* [Data lines]:
-----
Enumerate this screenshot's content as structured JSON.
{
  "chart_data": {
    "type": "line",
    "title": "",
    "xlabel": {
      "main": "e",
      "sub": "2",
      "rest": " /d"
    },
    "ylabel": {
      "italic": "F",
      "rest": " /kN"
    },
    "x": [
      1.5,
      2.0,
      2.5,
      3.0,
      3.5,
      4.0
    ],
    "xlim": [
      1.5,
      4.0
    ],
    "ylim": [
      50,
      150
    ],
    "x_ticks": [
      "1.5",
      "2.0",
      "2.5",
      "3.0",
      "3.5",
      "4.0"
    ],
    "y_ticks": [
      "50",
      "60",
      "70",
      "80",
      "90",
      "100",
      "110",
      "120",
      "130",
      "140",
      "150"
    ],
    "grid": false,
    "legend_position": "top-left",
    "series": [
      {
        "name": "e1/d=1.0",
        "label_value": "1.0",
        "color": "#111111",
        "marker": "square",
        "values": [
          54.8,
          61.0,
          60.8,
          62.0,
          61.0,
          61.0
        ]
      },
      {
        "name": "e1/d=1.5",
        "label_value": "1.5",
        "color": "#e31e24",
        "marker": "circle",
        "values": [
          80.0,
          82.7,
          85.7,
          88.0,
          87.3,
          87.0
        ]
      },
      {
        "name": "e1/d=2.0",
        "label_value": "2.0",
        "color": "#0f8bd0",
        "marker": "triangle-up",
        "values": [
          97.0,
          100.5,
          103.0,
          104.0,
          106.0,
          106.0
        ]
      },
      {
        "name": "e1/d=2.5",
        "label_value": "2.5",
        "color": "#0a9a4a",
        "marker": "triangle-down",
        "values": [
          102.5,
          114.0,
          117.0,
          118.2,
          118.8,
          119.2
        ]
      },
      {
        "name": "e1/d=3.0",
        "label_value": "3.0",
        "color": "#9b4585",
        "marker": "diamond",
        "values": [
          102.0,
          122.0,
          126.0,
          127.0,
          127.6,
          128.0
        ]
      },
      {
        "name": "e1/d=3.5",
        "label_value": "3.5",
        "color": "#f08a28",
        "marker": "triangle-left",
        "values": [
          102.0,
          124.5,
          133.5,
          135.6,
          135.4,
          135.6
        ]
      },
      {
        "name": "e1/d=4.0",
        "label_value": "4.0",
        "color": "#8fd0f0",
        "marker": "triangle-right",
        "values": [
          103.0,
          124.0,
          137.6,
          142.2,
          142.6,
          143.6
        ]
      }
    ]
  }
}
-----
* [What the exercise asks]: Identify every line above with the string "color" in it. Copy those lines.

* [Exercise answer]:
        "color": "#111111",
        "color": "#e31e24",
        "color": "#0f8bd0",
        "color": "#0a9a4a",
        "color": "#9b4585",
        "color": "#f08a28",
        "color": "#8fd0f0",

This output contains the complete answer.